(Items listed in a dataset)
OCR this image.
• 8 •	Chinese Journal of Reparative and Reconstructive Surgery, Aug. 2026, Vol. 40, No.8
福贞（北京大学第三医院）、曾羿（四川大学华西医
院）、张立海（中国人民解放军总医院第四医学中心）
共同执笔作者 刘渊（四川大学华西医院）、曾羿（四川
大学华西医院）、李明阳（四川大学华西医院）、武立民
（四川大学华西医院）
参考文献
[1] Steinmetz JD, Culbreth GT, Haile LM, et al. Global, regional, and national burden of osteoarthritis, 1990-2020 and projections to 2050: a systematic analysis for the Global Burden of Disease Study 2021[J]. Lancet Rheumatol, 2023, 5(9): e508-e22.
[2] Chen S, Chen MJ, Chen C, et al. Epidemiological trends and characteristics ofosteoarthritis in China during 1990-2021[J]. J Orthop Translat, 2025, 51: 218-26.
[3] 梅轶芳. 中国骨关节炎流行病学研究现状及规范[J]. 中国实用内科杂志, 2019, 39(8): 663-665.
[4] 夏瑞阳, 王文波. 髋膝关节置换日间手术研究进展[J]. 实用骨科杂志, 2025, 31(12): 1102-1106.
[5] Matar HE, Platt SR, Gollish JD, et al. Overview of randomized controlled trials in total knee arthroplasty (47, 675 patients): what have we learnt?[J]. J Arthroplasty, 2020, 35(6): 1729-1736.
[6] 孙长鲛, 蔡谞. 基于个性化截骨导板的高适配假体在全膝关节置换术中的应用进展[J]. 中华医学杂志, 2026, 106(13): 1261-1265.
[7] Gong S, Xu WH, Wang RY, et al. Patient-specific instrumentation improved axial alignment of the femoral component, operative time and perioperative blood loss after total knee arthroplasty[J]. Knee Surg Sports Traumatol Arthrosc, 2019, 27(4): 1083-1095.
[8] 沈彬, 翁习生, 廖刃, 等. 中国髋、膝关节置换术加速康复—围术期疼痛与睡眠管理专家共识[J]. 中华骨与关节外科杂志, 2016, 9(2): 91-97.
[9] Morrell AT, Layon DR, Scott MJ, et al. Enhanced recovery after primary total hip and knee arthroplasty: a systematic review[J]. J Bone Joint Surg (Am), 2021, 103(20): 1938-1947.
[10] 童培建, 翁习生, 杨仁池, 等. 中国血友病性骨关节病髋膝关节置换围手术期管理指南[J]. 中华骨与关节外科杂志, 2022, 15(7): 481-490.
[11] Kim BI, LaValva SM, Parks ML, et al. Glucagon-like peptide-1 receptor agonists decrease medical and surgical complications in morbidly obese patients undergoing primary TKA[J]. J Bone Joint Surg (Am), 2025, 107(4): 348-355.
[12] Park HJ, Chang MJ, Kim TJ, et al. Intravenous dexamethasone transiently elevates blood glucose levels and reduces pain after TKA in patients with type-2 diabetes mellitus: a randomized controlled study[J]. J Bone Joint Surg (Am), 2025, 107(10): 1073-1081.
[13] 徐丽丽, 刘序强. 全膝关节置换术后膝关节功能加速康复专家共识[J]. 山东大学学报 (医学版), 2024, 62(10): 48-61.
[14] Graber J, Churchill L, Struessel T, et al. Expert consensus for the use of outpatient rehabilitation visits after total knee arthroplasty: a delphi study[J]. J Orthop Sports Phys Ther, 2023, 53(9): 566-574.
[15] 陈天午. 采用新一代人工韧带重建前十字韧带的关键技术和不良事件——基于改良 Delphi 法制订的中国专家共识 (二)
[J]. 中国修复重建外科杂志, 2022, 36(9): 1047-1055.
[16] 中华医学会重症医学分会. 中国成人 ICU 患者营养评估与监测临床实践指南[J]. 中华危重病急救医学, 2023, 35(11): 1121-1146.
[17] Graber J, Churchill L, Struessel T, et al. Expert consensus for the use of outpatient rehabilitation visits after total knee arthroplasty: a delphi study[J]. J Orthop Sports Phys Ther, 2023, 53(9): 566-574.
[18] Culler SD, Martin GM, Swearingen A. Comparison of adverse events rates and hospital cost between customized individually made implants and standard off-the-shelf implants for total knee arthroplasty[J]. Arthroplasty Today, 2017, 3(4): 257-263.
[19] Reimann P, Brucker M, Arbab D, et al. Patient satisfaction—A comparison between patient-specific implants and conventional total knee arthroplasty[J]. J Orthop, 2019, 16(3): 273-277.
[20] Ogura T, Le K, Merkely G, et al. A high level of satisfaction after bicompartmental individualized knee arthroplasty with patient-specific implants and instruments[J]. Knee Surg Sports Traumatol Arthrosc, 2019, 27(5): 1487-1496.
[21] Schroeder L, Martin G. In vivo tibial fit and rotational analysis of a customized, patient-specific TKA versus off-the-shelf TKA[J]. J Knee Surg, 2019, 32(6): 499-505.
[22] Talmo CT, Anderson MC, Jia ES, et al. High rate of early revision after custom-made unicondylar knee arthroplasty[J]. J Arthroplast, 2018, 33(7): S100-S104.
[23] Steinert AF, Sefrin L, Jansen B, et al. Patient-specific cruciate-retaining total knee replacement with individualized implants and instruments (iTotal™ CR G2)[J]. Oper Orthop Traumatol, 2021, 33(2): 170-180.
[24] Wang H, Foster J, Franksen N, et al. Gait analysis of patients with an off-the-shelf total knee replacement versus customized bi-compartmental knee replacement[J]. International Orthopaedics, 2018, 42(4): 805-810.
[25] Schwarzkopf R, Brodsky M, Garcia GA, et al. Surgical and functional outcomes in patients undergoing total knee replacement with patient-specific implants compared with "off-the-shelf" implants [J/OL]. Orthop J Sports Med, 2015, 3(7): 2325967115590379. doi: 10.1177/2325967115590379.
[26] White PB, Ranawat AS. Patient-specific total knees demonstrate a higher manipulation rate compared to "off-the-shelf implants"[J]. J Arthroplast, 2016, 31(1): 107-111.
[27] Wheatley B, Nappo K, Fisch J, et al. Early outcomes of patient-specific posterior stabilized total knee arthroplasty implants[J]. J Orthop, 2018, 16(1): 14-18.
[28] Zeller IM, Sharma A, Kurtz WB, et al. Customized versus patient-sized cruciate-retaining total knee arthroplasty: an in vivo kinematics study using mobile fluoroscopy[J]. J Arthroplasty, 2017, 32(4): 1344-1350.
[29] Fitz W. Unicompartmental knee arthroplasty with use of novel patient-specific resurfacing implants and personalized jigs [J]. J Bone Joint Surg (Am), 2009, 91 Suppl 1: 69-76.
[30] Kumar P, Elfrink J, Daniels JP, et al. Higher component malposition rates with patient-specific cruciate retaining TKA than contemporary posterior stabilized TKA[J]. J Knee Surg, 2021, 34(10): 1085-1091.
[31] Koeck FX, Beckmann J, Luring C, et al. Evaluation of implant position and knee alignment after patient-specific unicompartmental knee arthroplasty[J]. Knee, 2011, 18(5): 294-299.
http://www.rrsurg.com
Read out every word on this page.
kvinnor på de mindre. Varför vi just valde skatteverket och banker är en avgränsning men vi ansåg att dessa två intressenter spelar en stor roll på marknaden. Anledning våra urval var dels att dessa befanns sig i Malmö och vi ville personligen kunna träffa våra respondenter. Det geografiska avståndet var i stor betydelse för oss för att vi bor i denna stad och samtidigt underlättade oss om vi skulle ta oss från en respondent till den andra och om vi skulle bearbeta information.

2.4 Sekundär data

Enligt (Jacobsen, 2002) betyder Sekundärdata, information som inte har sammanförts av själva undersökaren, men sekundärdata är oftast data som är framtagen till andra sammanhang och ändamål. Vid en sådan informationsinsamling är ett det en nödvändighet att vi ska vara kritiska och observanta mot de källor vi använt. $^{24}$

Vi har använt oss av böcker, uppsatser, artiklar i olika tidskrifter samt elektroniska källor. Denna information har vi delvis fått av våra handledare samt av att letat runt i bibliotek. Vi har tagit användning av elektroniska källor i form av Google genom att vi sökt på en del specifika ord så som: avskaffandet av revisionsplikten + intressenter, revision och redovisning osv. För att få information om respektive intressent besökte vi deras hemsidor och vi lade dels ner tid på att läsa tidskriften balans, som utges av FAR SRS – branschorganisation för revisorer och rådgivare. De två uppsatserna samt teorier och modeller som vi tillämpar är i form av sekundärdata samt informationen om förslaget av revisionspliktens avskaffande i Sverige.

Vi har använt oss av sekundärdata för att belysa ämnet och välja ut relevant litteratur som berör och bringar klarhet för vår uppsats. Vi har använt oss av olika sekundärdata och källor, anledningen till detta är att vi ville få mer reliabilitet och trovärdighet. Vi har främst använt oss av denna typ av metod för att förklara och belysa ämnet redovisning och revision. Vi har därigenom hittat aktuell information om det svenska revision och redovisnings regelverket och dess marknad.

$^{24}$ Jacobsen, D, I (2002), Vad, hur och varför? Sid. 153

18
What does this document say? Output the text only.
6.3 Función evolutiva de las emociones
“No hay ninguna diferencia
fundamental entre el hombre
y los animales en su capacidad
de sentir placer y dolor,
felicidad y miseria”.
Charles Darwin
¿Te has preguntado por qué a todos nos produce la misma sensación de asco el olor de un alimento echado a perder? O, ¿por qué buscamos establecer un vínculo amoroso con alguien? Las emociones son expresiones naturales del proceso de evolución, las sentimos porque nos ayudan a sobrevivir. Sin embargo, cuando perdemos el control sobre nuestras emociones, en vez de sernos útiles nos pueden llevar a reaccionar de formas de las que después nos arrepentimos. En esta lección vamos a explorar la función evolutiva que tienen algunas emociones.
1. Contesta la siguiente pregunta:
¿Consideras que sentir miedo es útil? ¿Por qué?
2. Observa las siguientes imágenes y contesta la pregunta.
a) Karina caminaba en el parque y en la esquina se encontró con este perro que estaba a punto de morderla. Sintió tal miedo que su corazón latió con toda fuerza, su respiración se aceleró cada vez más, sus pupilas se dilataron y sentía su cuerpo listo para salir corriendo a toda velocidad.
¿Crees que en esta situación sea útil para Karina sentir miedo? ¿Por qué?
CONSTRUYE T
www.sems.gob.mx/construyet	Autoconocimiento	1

EXERCISE
Where does the string "Arthrosc" appear in the records above? Return every line that holds it.

TASK RESULT
[7] Gong S, Xu WH, Wang RY, et al. Patient-specific instrumentation improved axial alignment of the femoral component, operative time and perioperative blood loss after total knee arthroplasty[J]. Knee Surg Sports Traumatol Arthrosc, 2019, 27(4): 1083-1095.
[20] Ogura T, Le K, Merkely G, et al. A high level of satisfaction after bicompartmental individualized knee arthroplasty with patient-specific implants and instruments[J]. Knee Surg Sports Traumatol Arthrosc, 2019, 27(5): 1487-1496.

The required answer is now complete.